+++ INFORMATION SUPPLIED +++

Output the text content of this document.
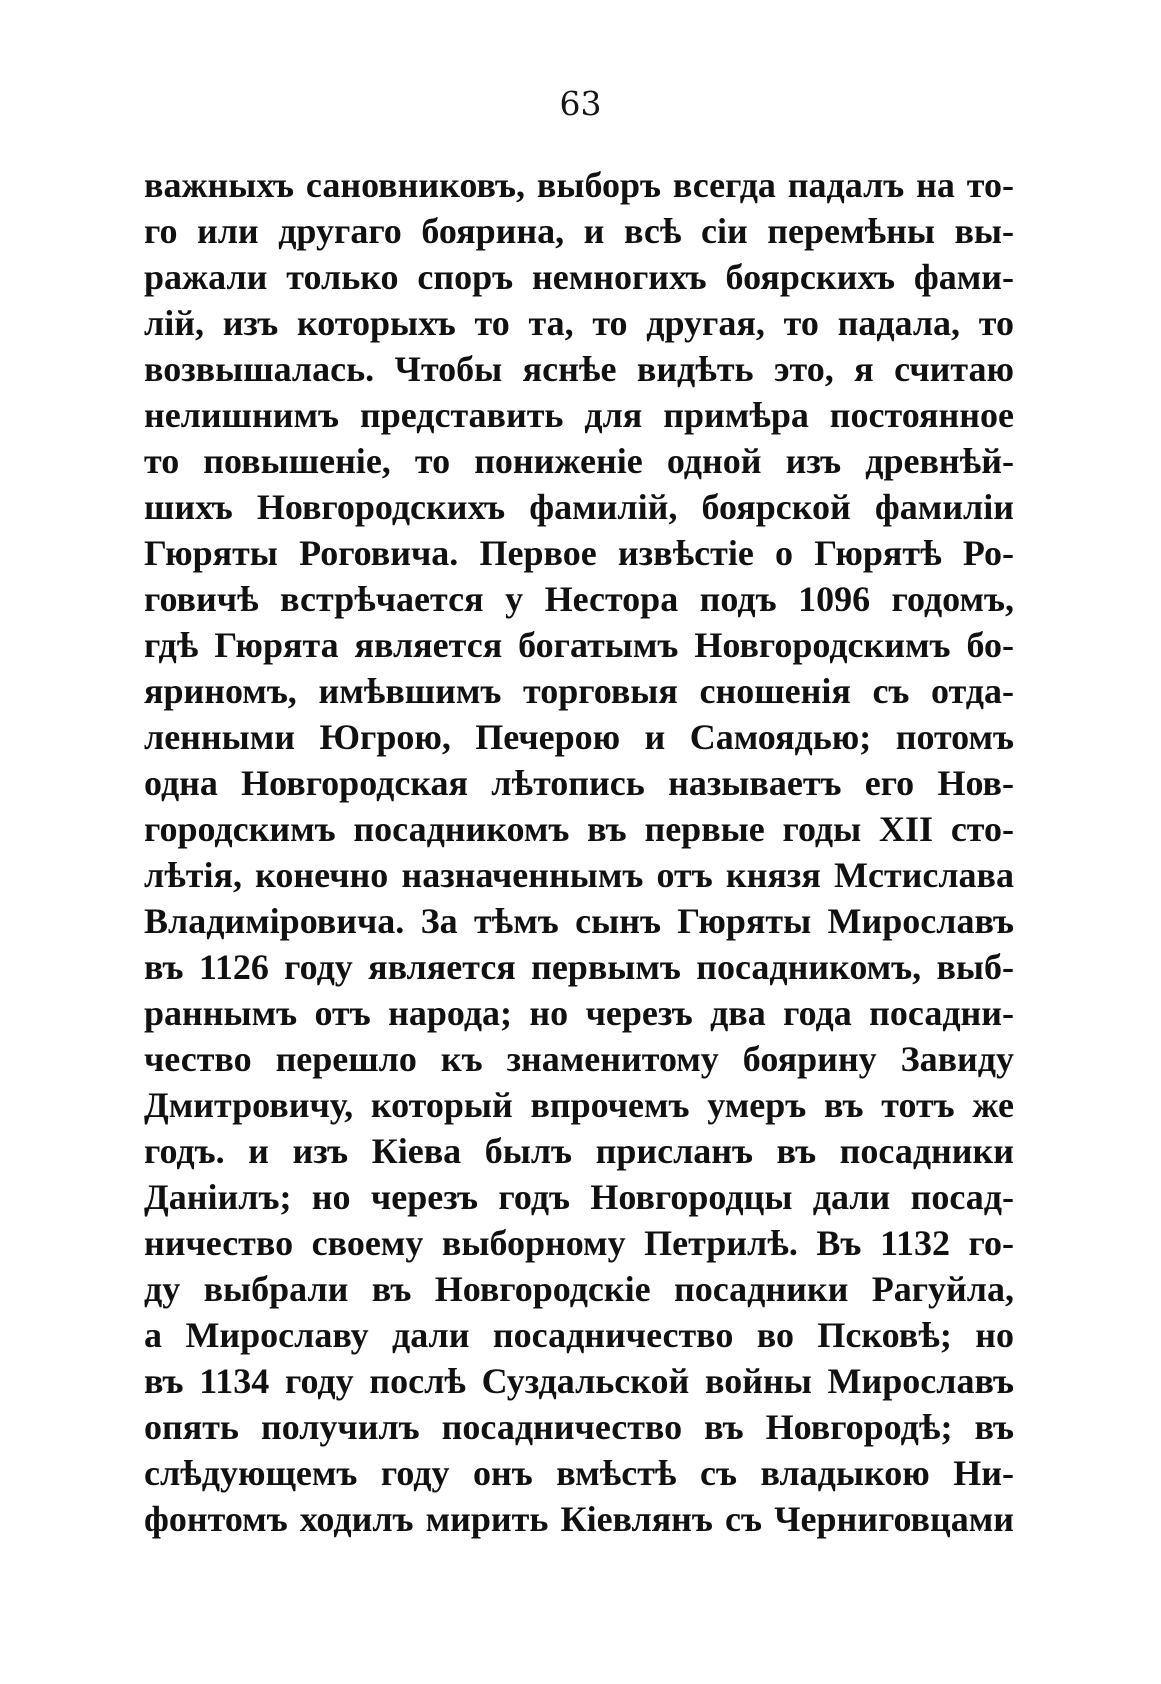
63
важныхъ сановниковъ, выборъ всегда падалъ на то-
го или другаго боярина, и всѣ сіи перемѣны вы-
ражали только споръ немногихъ боярскихъ фами-
лій, изъ которыхъ то та, то другая, то падала, то
возвышалась. Чтобы яснѣе видѣть это, я считаю
нелишнимъ представить для примѣра постоянное
то повышеніе, то пониженіе одной изъ древнѣй-
шихъ Новгородскихъ фамилій, боярской фамиліи
Гюряты Роговича. Первое извѣстіе о Гюрятѣ Ро-
говичѣ встрѣчается у Нестора подъ 1096 годомъ,
гдѣ Гюрята является богатымъ Новгородскимъ бо-
яриномъ, имѣвшимъ торговыя сношенія съ отда-
ленными Югрою, Печерою и Самоядью; потомъ
одна Новгородская лѣтопись называетъ его Нов-
городскимъ посадникомъ въ первые годы XII сто-
лѣтія, конечно назначеннымъ отъ князя Мстислава
Владиміровича. За тѣмъ сынъ Гюряты Мирославъ
въ 1126 году является первымъ посадникомъ, выб-
раннымъ отъ народа; но черезъ два года посадни-
чество перешло къ знаменитому боярину Завиду
Дмитровичу, который впрочемъ умеръ въ тотъ же
годъ. и изъ Кіева былъ присланъ въ посадники
Даніилъ; но черезъ годъ Новгородцы дали посад-
ничество своему выборному Петрилѣ. Въ 1132 го-
ду выбрали въ Новгородскіе посадники Рагуйла,
а Мирославу дали посадничество во Псковѣ; но
въ 1134 году послѣ Суздальской войны Мирославъ
опять получилъ посадничество въ Новгородѣ; въ
слѣдующемъ году онъ вмѣстѣ съ владыкою Ни-
фонтомъ ходилъ мирить Кіевлянъ съ Черниговцами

+++

> WORK INSTRUCTIONS:
Every line above should be returned exactly; the pictures stay out.

> ANSWER TO THE EXERCISE:
Output the text content of this document.
63
важныхъ сановниковъ, выборъ всегда падалъ на то-
го или другаго боярина, и всѣ сіи перемѣны вы-
ражали только споръ немногихъ боярскихъ фами-
лій, изъ которыхъ то та, то другая, то падала, то
возвышалась. Чтобы яснѣе видѣть это, я считаю
нелишнимъ представить для примѣра постоянное
то повышеніе, то пониженіе одной изъ древнѣй-
шихъ Новгородскихъ фамилій, боярской фамиліи
Гюряты Роговича. Первое извѣстіе о Гюрятѣ Ро-
говичѣ встрѣчается у Нестора подъ 1096 годомъ,
гдѣ Гюрята является богатымъ Новгородскимъ бо-
яриномъ, имѣвшимъ торговыя сношенія съ отда-
ленными Югрою, Печерою и Самоядью; потомъ
одна Новгородская лѣтопись называетъ его Нов-
городскимъ посадникомъ въ первые годы XII сто-
лѣтія, конечно назначеннымъ отъ князя Мстислава
Владиміровича. За тѣмъ сынъ Гюряты Мирославъ
въ 1126 году является первымъ посадникомъ, выб-
раннымъ отъ народа; но черезъ два года посадни-
чество перешло къ знаменитому боярину Завиду
Дмитровичу, который впрочемъ умеръ въ тотъ же
годъ. и изъ Кіева былъ присланъ въ посадники
Даніилъ; но черезъ годъ Новгородцы дали посад-
ничество своему выборному Петрилѣ. Въ 1132 го-
ду выбрали въ Новгородскіе посадники Рагуйла,
а Мирославу дали посадничество во Псковѣ; но
въ 1134 году послѣ Суздальской войны Мирославъ
опять получилъ посадничество въ Новгородѣ; въ
слѣдующемъ году онъ вмѣстѣ съ владыкою Ни-
фонтомъ ходилъ мирить Кіевлянъ съ Черниговцами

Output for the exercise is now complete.